◆ DIRECTIONS: Rewrite the stretch of entries from the very first one through the line containing "q6-ylabel: x: [498, 621, 504, 632]", swapping "bounding boxes" for "pixel coordinates" and leaving everything else unchanged. Return only those lines.

____

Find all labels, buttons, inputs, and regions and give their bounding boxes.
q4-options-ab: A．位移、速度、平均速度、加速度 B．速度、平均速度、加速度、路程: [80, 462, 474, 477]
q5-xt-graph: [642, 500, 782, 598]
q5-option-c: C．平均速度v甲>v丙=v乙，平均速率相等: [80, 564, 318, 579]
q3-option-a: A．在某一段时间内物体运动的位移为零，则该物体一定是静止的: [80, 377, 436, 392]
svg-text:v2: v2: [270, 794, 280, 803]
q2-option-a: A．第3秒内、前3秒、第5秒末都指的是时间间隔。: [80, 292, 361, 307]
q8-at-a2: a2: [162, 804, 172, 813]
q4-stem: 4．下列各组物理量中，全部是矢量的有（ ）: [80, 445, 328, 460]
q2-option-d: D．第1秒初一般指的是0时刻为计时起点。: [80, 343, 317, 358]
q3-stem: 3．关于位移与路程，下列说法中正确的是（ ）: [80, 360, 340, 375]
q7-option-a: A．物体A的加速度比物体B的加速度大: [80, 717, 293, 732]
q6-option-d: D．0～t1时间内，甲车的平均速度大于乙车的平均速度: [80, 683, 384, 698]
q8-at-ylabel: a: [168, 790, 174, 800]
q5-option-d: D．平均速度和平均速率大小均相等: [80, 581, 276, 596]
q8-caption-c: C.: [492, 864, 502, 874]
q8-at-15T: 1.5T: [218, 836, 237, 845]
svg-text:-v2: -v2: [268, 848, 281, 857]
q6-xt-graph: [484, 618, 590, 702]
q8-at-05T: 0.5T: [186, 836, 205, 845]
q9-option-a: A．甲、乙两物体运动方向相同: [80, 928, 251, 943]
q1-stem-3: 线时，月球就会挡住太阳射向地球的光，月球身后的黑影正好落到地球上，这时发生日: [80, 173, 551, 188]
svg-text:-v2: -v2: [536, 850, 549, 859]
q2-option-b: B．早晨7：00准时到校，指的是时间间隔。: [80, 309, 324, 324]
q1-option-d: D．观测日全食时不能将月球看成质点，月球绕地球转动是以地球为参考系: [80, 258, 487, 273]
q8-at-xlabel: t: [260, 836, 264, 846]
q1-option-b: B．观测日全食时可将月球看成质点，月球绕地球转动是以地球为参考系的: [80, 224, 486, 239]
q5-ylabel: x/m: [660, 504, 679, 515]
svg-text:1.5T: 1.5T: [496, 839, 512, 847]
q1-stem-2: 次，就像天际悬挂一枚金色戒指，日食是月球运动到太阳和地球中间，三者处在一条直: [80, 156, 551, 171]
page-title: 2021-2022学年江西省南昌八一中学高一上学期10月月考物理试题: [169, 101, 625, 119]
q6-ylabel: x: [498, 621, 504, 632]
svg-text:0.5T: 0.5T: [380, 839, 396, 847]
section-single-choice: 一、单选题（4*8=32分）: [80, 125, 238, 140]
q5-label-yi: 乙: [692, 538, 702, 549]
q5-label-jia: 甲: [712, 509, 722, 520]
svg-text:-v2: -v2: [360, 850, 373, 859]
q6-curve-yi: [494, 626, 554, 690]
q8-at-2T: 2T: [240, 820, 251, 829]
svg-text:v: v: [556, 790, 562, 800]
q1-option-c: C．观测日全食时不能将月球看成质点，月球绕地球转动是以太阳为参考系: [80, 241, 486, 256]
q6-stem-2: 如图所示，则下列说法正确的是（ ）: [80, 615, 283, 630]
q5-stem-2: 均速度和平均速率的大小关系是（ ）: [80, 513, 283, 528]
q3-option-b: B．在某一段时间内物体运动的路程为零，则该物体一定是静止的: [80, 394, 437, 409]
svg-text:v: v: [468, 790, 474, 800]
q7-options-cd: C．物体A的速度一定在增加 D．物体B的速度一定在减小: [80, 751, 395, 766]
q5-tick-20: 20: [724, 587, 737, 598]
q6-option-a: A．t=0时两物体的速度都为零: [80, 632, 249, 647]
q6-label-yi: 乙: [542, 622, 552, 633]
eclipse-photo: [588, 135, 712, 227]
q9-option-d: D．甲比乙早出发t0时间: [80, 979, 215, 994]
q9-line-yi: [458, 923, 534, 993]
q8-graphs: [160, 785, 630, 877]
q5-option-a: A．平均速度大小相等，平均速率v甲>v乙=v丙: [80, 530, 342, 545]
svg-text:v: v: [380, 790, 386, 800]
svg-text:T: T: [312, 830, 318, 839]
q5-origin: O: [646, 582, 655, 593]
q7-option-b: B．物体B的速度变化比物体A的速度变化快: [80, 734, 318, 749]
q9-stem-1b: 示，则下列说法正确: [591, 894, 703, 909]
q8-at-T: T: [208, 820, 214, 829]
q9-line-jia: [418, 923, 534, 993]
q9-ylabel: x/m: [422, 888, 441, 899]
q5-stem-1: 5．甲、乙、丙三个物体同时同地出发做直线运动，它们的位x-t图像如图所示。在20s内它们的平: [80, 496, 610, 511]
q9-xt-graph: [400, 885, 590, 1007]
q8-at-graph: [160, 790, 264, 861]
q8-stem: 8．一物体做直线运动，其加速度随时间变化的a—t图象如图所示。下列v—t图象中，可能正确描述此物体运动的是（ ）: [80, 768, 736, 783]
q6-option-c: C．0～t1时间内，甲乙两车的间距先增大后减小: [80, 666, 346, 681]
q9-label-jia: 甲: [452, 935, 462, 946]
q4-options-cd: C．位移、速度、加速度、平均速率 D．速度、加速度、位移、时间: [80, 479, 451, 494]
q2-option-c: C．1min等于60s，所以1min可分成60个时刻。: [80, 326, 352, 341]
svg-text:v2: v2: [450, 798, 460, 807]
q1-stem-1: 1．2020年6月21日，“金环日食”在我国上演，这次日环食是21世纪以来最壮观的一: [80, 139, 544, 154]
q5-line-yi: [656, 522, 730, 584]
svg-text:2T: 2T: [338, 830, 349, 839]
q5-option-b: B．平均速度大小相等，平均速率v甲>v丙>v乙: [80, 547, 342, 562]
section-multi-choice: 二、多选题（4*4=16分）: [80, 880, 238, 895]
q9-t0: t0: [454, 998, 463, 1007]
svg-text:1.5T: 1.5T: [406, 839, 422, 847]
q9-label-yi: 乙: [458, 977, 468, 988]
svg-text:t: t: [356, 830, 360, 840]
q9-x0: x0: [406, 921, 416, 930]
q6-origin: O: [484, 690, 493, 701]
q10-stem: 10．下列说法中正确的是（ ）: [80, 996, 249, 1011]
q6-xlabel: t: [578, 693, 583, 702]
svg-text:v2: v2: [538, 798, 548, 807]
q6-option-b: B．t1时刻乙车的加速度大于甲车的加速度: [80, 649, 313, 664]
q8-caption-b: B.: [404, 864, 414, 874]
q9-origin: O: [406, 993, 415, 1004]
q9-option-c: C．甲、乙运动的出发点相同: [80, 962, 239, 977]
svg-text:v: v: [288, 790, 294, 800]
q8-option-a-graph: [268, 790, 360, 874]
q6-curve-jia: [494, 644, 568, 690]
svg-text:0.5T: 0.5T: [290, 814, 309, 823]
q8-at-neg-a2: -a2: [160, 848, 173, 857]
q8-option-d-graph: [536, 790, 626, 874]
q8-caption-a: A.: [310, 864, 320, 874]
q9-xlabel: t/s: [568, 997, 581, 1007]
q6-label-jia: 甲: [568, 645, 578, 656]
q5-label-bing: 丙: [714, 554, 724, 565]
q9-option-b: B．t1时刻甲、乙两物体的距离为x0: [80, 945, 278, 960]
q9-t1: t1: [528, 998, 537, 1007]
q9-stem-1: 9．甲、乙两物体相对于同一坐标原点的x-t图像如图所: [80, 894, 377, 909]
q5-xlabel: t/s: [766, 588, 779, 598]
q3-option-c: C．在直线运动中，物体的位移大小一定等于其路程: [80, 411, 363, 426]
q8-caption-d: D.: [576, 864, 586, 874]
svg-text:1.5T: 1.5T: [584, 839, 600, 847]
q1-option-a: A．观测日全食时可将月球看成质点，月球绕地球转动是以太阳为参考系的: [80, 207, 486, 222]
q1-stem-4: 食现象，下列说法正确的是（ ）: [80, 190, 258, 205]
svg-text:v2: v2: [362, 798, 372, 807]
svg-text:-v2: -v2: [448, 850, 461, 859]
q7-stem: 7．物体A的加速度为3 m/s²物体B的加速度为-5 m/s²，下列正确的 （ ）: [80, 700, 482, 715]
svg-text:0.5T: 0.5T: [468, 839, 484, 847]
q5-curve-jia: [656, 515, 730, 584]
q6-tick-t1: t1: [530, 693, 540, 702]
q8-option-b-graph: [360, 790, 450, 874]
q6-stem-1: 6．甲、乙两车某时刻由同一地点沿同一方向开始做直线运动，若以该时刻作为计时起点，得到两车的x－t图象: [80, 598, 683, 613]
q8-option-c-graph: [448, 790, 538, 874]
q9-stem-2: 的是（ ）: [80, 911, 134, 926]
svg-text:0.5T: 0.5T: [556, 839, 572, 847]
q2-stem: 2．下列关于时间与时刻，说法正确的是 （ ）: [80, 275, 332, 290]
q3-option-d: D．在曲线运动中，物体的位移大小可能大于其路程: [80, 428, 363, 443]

____

◆ EXERCISE ANSWER:
Find all labels, buttons, inputs, and regions and give their pixel coordinates.
q4-options-ab: A．位移、速度、平均速度、加速度 B．速度、平均速度、加速度、路程: [80, 462, 474, 477]
q5-xt-graph: [642, 500, 782, 598]
q5-option-c: C．平均速度v甲>v丙=v乙，平均速率相等: [80, 564, 318, 579]
q3-option-a: A．在某一段时间内物体运动的位移为零，则该物体一定是静止的: [80, 377, 436, 392]
svg-text:v2: v2: [270, 794, 280, 803]
q2-option-a: A．第3秒内、前3秒、第5秒末都指的是时间间隔。: [80, 292, 361, 307]
q8-at-a2: a2: [162, 804, 172, 813]
q4-stem: 4．下列各组物理量中，全部是矢量的有（ ）: [80, 445, 328, 460]
q2-option-d: D．第1秒初一般指的是0时刻为计时起点。: [80, 343, 317, 358]
q3-stem: 3．关于位移与路程，下列说法中正确的是（ ）: [80, 360, 340, 375]
q7-option-a: A．物体A的加速度比物体B的加速度大: [80, 717, 293, 732]
q6-option-d: D．0～t1时间内，甲车的平均速度大于乙车的平均速度: [80, 683, 384, 698]
q8-at-ylabel: a: [168, 790, 174, 800]
q5-option-d: D．平均速度和平均速率大小均相等: [80, 581, 276, 596]
q8-caption-c: C.: [492, 864, 502, 874]
q8-at-15T: 1.5T: [218, 836, 237, 845]
svg-text:-v2: -v2: [268, 848, 281, 857]
q6-xt-graph: [484, 618, 590, 702]
q8-at-05T: 0.5T: [186, 836, 205, 845]
q9-option-a: A．甲、乙两物体运动方向相同: [80, 928, 251, 943]
q1-stem-3: 线时，月球就会挡住太阳射向地球的光，月球身后的黑影正好落到地球上，这时发生日: [80, 173, 551, 188]
svg-text:-v2: -v2: [536, 850, 549, 859]
q2-option-b: B．早晨7：00准时到校，指的是时间间隔。: [80, 309, 324, 324]
q1-option-d: D．观测日全食时不能将月球看成质点，月球绕地球转动是以地球为参考系: [80, 258, 487, 273]
q8-at-xlabel: t: [260, 836, 264, 846]
q1-option-b: B．观测日全食时可将月球看成质点，月球绕地球转动是以地球为参考系的: [80, 224, 486, 239]
q5-ylabel: x/m: [660, 504, 679, 515]
svg-text:1.5T: 1.5T: [496, 839, 512, 847]
q1-stem-2: 次，就像天际悬挂一枚金色戒指，日食是月球运动到太阳和地球中间，三者处在一条直: [80, 156, 551, 171]
page-title: 2021-2022学年江西省南昌八一中学高一上学期10月月考物理试题: [169, 101, 625, 119]
q6-ylabel: x: [498, 621, 504, 632]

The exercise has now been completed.